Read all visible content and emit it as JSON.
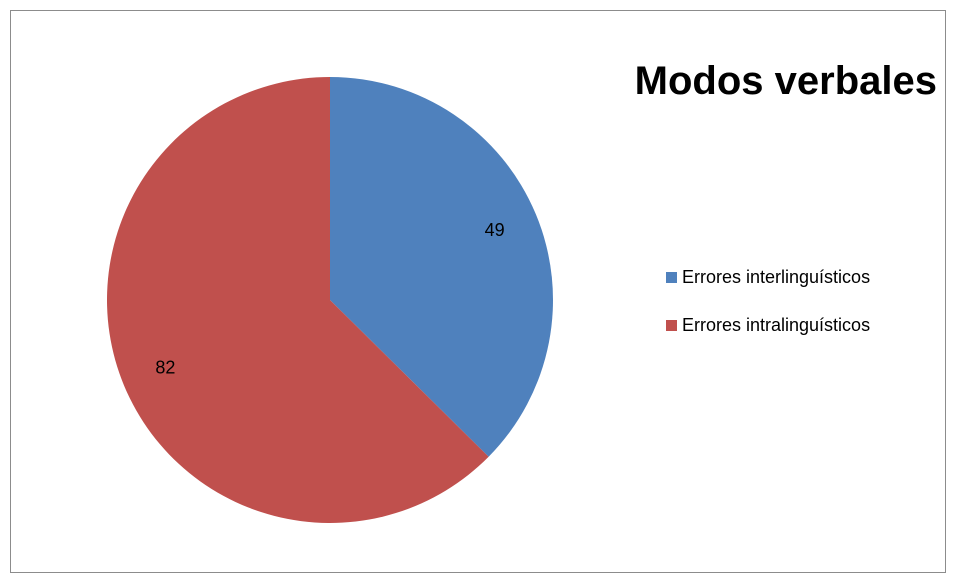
{
  "chart_data": {
    "type": "pie",
    "title": "Modos verbales",
    "categories": [
      "Errores interlinguísticos",
      "Errores intralinguísticos"
    ],
    "values": [
      49,
      82
    ],
    "colors": [
      "#4f81bd",
      "#c0504d"
    ],
    "data_labels": [
      "49",
      "82"
    ],
    "legend_position": "right"
  }
}
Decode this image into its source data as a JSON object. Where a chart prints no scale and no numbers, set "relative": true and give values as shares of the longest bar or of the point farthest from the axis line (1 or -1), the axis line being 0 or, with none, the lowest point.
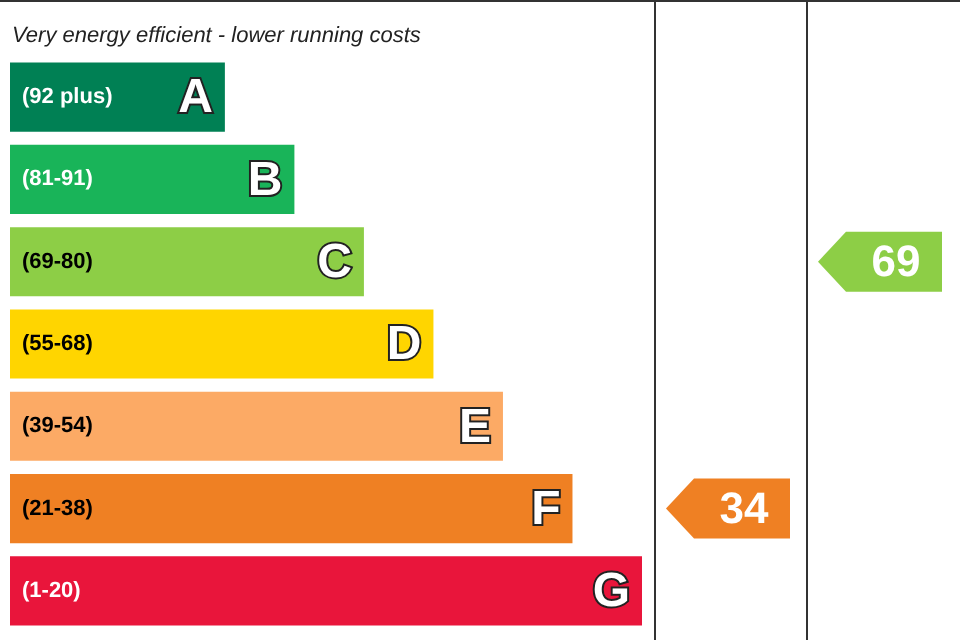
{
  "chart_data": {
    "type": "bar",
    "orientation": "horizontal",
    "relative": true,
    "title": "Very energy efficient - lower running costs",
    "categories": [
      "(92 plus)",
      "(81-91)",
      "(69-80)",
      "(55-68)",
      "(39-54)",
      "(21-38)",
      "(1-20)"
    ],
    "values": [
      0.34,
      0.45,
      0.56,
      0.67,
      0.78,
      0.89,
      1
    ],
    "colors": [
      "#008054",
      "#19b459",
      "#8dce46",
      "#ffd500",
      "#fcaa65",
      "#ef8023",
      "#e9153b"
    ],
    "annotations": [
      "A",
      "B",
      "C",
      "D",
      "E",
      "F",
      "G",
      "34",
      "69"
    ],
    "legend": false
  }
}
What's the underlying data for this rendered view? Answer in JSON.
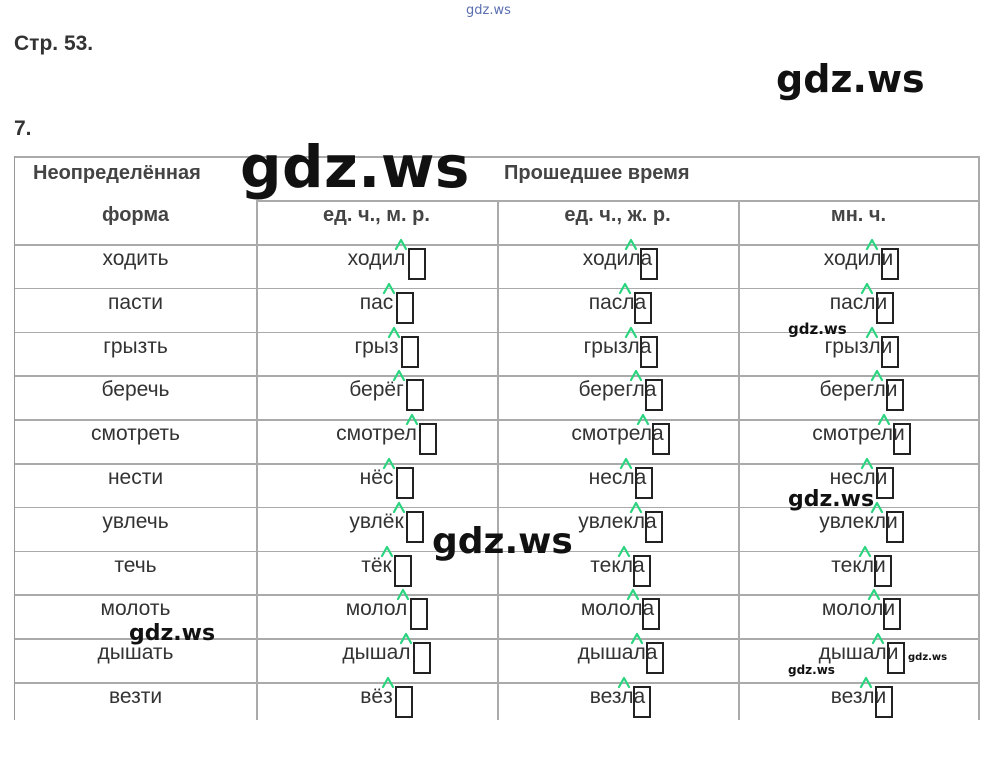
{
  "watermarks": {
    "top": "gdz.ws",
    "big": "gdz.ws",
    "xl": "gdz.ws",
    "mid": "gdz.ws",
    "s1": "gdz.ws",
    "s2": "gdz.ws",
    "s3": "gdz.ws",
    "s4": "gdz.ws",
    "s5": "gdz.ws"
  },
  "page_ref": "Стр. 53.",
  "exercise_number": "7.",
  "table": {
    "header_infinitive_line1": "Неопределённая",
    "header_infinitive_line2": "форма",
    "header_past": "Прошедшее время",
    "header_m": "ед. ч., м. р.",
    "header_f": "ед. ч., ж. р.",
    "header_pl": "мн. ч.",
    "rows": [
      {
        "inf": "ходить",
        "m": "ходил",
        "f": "ходила",
        "pl": "ходили"
      },
      {
        "inf": "пасти",
        "m": "пас",
        "f": "пасла",
        "pl": "пасли"
      },
      {
        "inf": "грызть",
        "m": "грыз",
        "f": "грызла",
        "pl": "грызли"
      },
      {
        "inf": "беречь",
        "m": "берёг",
        "f": "берегла",
        "pl": "берегли"
      },
      {
        "inf": "смотреть",
        "m": "смотрел",
        "f": "смотрела",
        "pl": "смотрели"
      },
      {
        "inf": "нести",
        "m": "нёс",
        "f": "несла",
        "pl": "несли"
      },
      {
        "inf": "увлечь",
        "m": "увлёк",
        "f": "увлекла",
        "pl": "увлекли"
      },
      {
        "inf": "течь",
        "m": "тёк",
        "f": "текла",
        "pl": "текли"
      },
      {
        "inf": "молоть",
        "m": "молол",
        "f": "молола",
        "pl": "мололи"
      },
      {
        "inf": "дышать",
        "m": "дышал",
        "f": "дышала",
        "pl": "дышали"
      },
      {
        "inf": "везти",
        "m": "вёз",
        "f": "везла",
        "pl": "везли"
      }
    ]
  },
  "colors": {
    "caret": "#2bd47f",
    "ending_box": "#222222",
    "grid": "#aaaaaa"
  },
  "icons": {
    "suffix_mark": "caret-up-icon",
    "ending_mark": "ending-box-icon"
  }
}
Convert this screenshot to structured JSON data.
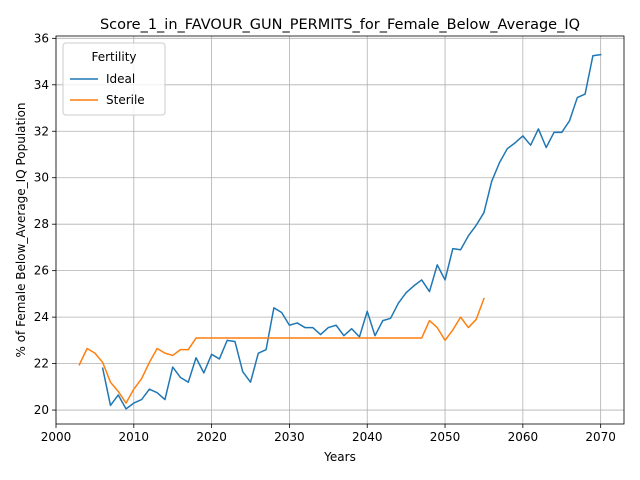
{
  "chart_data": {
    "type": "line",
    "title": "Score_1_in_FAVOUR_GUN_PERMITS_for_Female_Below_Average_IQ",
    "xlabel": "Years",
    "ylabel": "% of Female Below_Average_IQ Population",
    "xlim": [
      2000,
      2073
    ],
    "ylim": [
      19.4,
      36.1
    ],
    "x_ticks": [
      2000,
      2010,
      2020,
      2030,
      2040,
      2050,
      2060,
      2070
    ],
    "y_ticks": [
      20,
      22,
      24,
      26,
      28,
      30,
      32,
      34,
      36
    ],
    "grid": true,
    "legend": {
      "title": "Fertility",
      "placement": "top-left"
    },
    "series": [
      {
        "name": "Ideal",
        "color": "#1f77b4",
        "x": [
          2006,
          2007,
          2008,
          2009,
          2010,
          2011,
          2012,
          2013,
          2014,
          2015,
          2016,
          2017,
          2018,
          2019,
          2020,
          2021,
          2022,
          2023,
          2024,
          2025,
          2026,
          2027,
          2028,
          2029,
          2030,
          2031,
          2032,
          2033,
          2034,
          2035,
          2036,
          2037,
          2038,
          2039,
          2040,
          2041,
          2042,
          2043,
          2044,
          2045,
          2046,
          2047,
          2048,
          2049,
          2050,
          2051,
          2052,
          2053,
          2054,
          2055,
          2056,
          2057,
          2058,
          2059,
          2060,
          2061,
          2062,
          2063,
          2064,
          2065,
          2066,
          2067,
          2068,
          2069,
          2070
        ],
        "values": [
          21.8,
          20.2,
          20.65,
          20.05,
          20.3,
          20.45,
          20.9,
          20.75,
          20.45,
          21.85,
          21.4,
          21.2,
          22.25,
          21.6,
          22.4,
          22.2,
          23.0,
          22.95,
          21.65,
          21.2,
          22.45,
          22.6,
          24.4,
          24.2,
          23.65,
          23.75,
          23.55,
          23.55,
          23.25,
          23.55,
          23.65,
          23.2,
          23.5,
          23.15,
          24.25,
          23.2,
          23.85,
          23.95,
          24.6,
          25.05,
          25.35,
          25.6,
          25.1,
          26.25,
          25.6,
          26.95,
          26.9,
          27.5,
          27.95,
          28.5,
          29.85,
          30.65,
          31.25,
          31.5,
          31.8,
          31.4,
          32.1,
          31.3,
          31.95,
          31.95,
          32.45,
          33.45,
          33.6,
          35.25,
          35.3
        ]
      },
      {
        "name": "Sterile",
        "color": "#ff7f0e",
        "x": [
          2003,
          2004,
          2005,
          2006,
          2007,
          2008,
          2009,
          2010,
          2011,
          2012,
          2013,
          2014,
          2015,
          2016,
          2017,
          2018,
          2019,
          2020,
          2021,
          2022,
          2023,
          2024,
          2025,
          2026,
          2027,
          2028,
          2029,
          2030,
          2031,
          2032,
          2033,
          2034,
          2035,
          2036,
          2037,
          2038,
          2039,
          2040,
          2041,
          2042,
          2043,
          2044,
          2045,
          2046,
          2047,
          2048,
          2049,
          2050,
          2051,
          2052,
          2053,
          2054,
          2055
        ],
        "values": [
          21.95,
          22.65,
          22.45,
          22.05,
          21.2,
          20.8,
          20.3,
          20.9,
          21.35,
          22.05,
          22.65,
          22.45,
          22.35,
          22.6,
          22.6,
          23.1,
          23.1,
          23.1,
          23.1,
          23.1,
          23.1,
          23.1,
          23.1,
          23.1,
          23.1,
          23.1,
          23.1,
          23.1,
          23.1,
          23.1,
          23.1,
          23.1,
          23.1,
          23.1,
          23.1,
          23.1,
          23.1,
          23.1,
          23.1,
          23.1,
          23.1,
          23.1,
          23.1,
          23.1,
          23.1,
          23.85,
          23.55,
          23.0,
          23.45,
          24.0,
          23.55,
          23.9,
          24.8
        ]
      }
    ]
  }
}
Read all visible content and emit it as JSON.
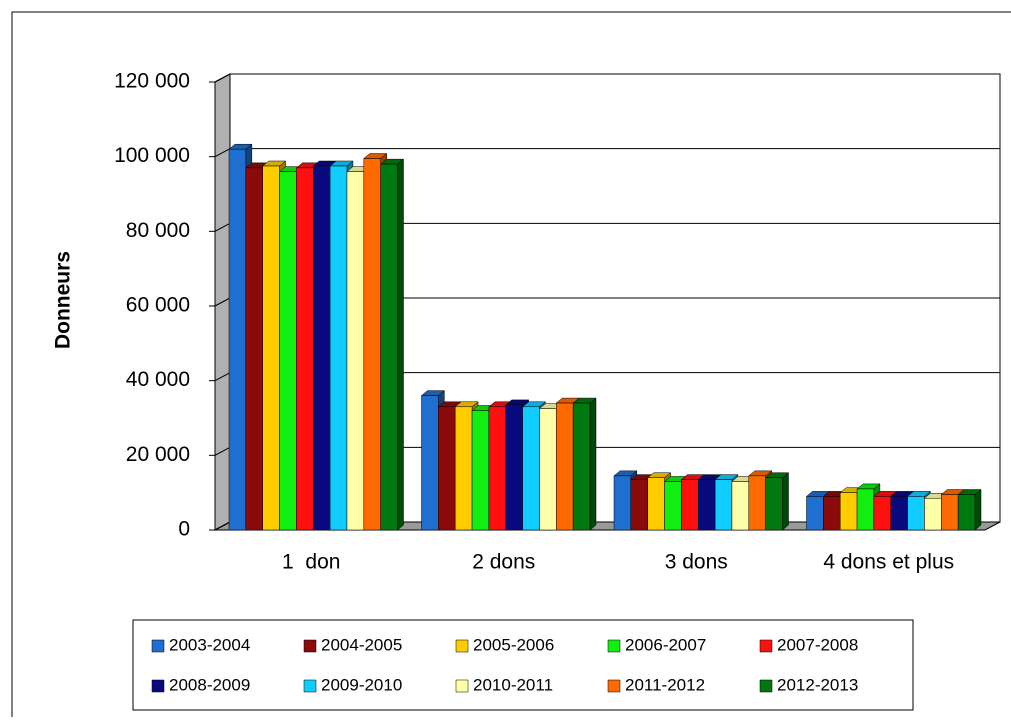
{
  "chart_data": {
    "type": "bar",
    "ylabel": "Donneurs",
    "categories": [
      "1  don",
      "2 dons",
      "3 dons",
      "4 dons et plus"
    ],
    "series": [
      {
        "name": "2003-2004",
        "color": "#1f6fd0",
        "values": [
          102000,
          36000,
          14500,
          9000
        ]
      },
      {
        "name": "2004-2005",
        "color": "#8b0a0a",
        "values": [
          97000,
          33000,
          13500,
          9000
        ]
      },
      {
        "name": "2005-2006",
        "color": "#ffcc00",
        "values": [
          97500,
          33000,
          14000,
          10000
        ]
      },
      {
        "name": "2006-2007",
        "color": "#11ee11",
        "values": [
          96000,
          32000,
          13000,
          11000
        ]
      },
      {
        "name": "2007-2008",
        "color": "#ff1010",
        "values": [
          97000,
          33000,
          13500,
          9000
        ]
      },
      {
        "name": "2008-2009",
        "color": "#0a0a80",
        "values": [
          97500,
          33500,
          13500,
          9000
        ]
      },
      {
        "name": "2009-2010",
        "color": "#11ccff",
        "values": [
          97500,
          33000,
          13500,
          9000
        ]
      },
      {
        "name": "2010-2011",
        "color": "#ffffa8",
        "values": [
          96000,
          32500,
          13000,
          8500
        ]
      },
      {
        "name": "2011-2012",
        "color": "#ff6a00",
        "values": [
          99500,
          34000,
          14500,
          9500
        ]
      },
      {
        "name": "2012-2013",
        "color": "#007a10",
        "values": [
          98000,
          34000,
          14000,
          9500
        ]
      }
    ],
    "ylim": [
      0,
      120000
    ],
    "yticks": [
      0,
      {
        "value": 20000,
        "label": "20 000"
      },
      {
        "value": 40000,
        "label": "40 000"
      },
      {
        "value": 60000,
        "label": "60 000"
      },
      {
        "value": 80000,
        "label": "80 000"
      },
      {
        "value": 100000,
        "label": "100 000"
      },
      {
        "value": 120000,
        "label": "120 000"
      }
    ],
    "grid": true
  }
}
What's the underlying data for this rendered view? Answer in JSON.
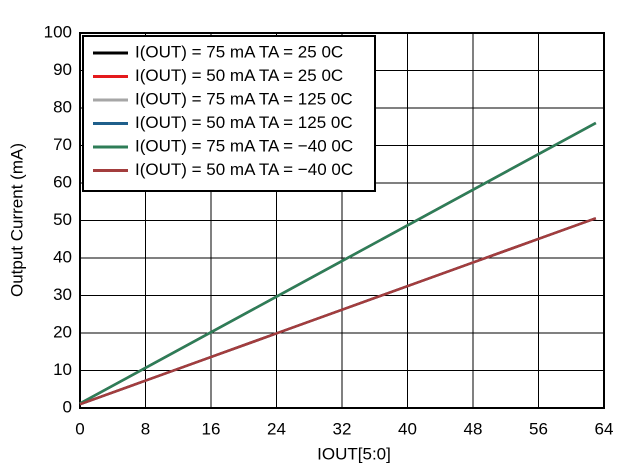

-----

Instruction: Copy all lines of the listing above that contain the string "Errores".

In response:
      "Errores interlinguísticos",
      "Errores intralinguísticos"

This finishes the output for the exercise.